Record list:
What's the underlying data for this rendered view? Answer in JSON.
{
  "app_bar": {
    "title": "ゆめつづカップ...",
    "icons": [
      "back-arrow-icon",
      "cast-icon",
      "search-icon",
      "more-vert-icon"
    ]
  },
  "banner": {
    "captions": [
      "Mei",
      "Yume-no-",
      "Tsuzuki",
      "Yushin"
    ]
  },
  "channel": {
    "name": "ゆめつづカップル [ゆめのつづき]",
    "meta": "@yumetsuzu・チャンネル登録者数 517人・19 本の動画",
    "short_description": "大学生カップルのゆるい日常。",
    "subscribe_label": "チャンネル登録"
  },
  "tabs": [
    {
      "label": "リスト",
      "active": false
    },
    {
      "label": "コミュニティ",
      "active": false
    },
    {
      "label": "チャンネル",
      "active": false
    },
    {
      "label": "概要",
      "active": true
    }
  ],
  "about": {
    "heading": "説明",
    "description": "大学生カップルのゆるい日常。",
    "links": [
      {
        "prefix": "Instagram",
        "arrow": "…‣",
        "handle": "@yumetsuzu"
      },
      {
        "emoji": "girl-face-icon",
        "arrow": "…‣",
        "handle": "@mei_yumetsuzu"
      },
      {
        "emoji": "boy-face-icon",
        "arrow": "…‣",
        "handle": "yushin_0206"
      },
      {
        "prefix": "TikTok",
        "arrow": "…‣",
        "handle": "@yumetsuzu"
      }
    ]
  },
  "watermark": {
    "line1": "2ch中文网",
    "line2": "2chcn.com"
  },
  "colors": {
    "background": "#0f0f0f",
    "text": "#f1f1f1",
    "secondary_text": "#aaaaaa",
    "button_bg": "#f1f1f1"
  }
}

What you should do: Using the exact wording, write out all of the records.

Exercise output:
What's the underlying data for this rendered view? Answer in JSON.
{
  "app_bar": {
    "title": "ゆめつづカップ...",
    "icons": [
      "back-arrow-icon",
      "cast-icon",
      "search-icon",
      "more-vert-icon"
    ]
  },
  "banner": {
    "captions": [
      "Mei",
      "Yume-no-",
      "Tsuzuki",
      "Yushin"
    ]
  },
  "channel": {
    "name": "ゆめつづカップル [ゆめのつづき]",
    "meta": "@yumetsuzu・チャンネル登録者数 517人・19 本の動画",
    "short_description": "大学生カップルのゆるい日常。",
    "subscribe_label": "チャンネル登録"
  },
  "tabs": [
    {
      "label": "リスト",
      "active": false
    },
    {
      "label": "コミュニティ",
      "active": false
    },
    {
      "label": "チャンネル",
      "active": false
    },
    {
      "label": "概要",
      "active": true
    }
  ],
  "about": {
    "heading": "説明",
    "description": "大学生カップルのゆるい日常。",
    "links": [
      {
        "prefix": "Instagram",
        "arrow": "…‣",
        "handle": "@yumetsuzu"
      },
      {
        "emoji": "girl-face-icon",
        "arrow": "…‣",
        "handle": "@mei_yumetsuzu"
      },
      {
        "emoji": "boy-face-icon",
        "arrow": "…‣",
        "handle": "yushin_0206"
      },
      {
        "prefix": "TikTok",
        "arrow": "…‣",
        "handle": "@yumetsuzu"
      }
    ]
  },
  "watermark": {
    "line1": "2ch中文网",
    "line2": "2chcn.com"
  },
  "colors": {
    "background": "#0f0f0f",
    "text": "#f1f1f1",
    "secondary_text": "#aaaaaa",
    "button_bg": "#f1f1f1"
  }
}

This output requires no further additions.